[Data listing]

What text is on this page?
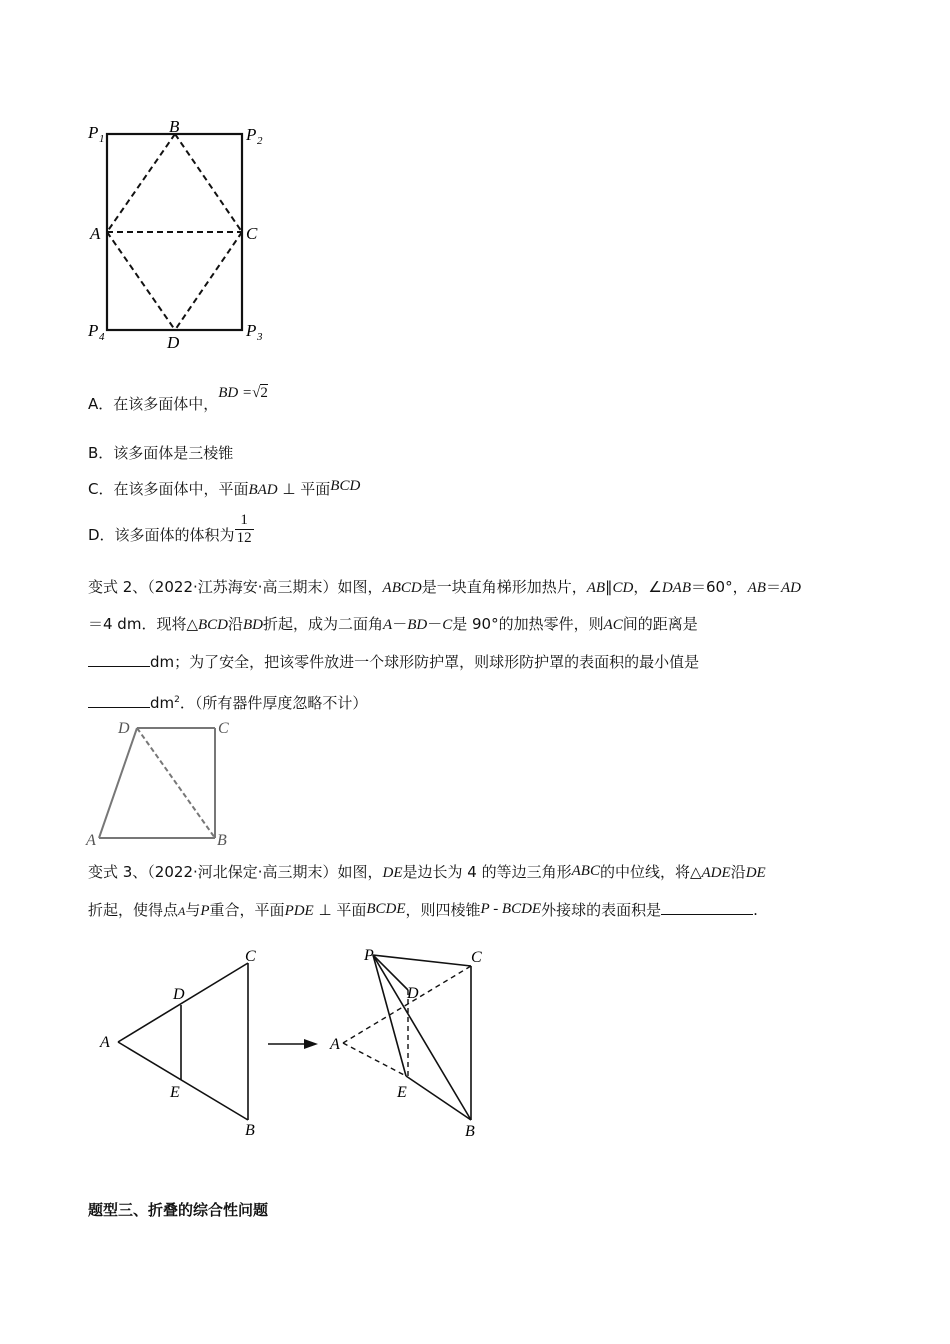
P 1
B	P 2
A	C
P 4	D
P 3
A．在该多面体中，BD =√2
B．该多面体是三棱锥
C．在该多面体中，平面BAD ⊥ 平面BCD
D．该多面体的体积为 $\frac{1}{12}$
变式 2、（2022·江苏海安·高三期末）如图，ABCD是一块直角梯形加热片，AB∥CD，∠DAB＝60°，AB＝AD
＝4 dm．现将△BCD沿BD折起，成为二面角A－BD－C是 90°的加热零件，则AC间的距离是
dm；为了安全，把该零件放进一个球形防护罩，则球形防护罩的表面积的最小值是
$dm^2$．（所有器件厚度忽略不计）
D	C
A	B
变式 3、（2022·河北保定·高三期末）如图，DE是边长为 4 的等边三角形ABC的中位线，将△ADE沿DE
折起，使得点A与P重合，平面PDE ⊥ 平面BCDE，则四棱锥P - BCDE外接球的表面积是	.
A
C
D
E
B
P	C
D
A
E
B
题型三、折叠的综合性问题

(PROBLEM) From the listing above, print every entry precisely and drop the pictures.

(RESPONSE)
What text is on this page?
P 1
B	P 2
A	C
P 4	D
P 3
A．在该多面体中，BD =√2
B．该多面体是三棱锥
C．在该多面体中，平面BAD ⊥ 平面BCD
D．该多面体的体积为 $\frac{1}{12}$
变式 2、（2022·江苏海安·高三期末）如图，ABCD是一块直角梯形加热片，AB∥CD，∠DAB＝60°，AB＝AD
＝4 dm．现将△BCD沿BD折起，成为二面角A－BD－C是 90°的加热零件，则AC间的距离是
dm；为了安全，把该零件放进一个球形防护罩，则球形防护罩的表面积的最小值是
$dm^2$．（所有器件厚度忽略不计）
D	C
A	B
变式 3、（2022·河北保定·高三期末）如图，DE是边长为 4 的等边三角形ABC的中位线，将△ADE沿DE
折起，使得点A与P重合，平面PDE ⊥ 平面BCDE，则四棱锥P - BCDE外接球的表面积是	.
A
C
D
E
B
P	C
D
A
E
B
题型三、折叠的综合性问题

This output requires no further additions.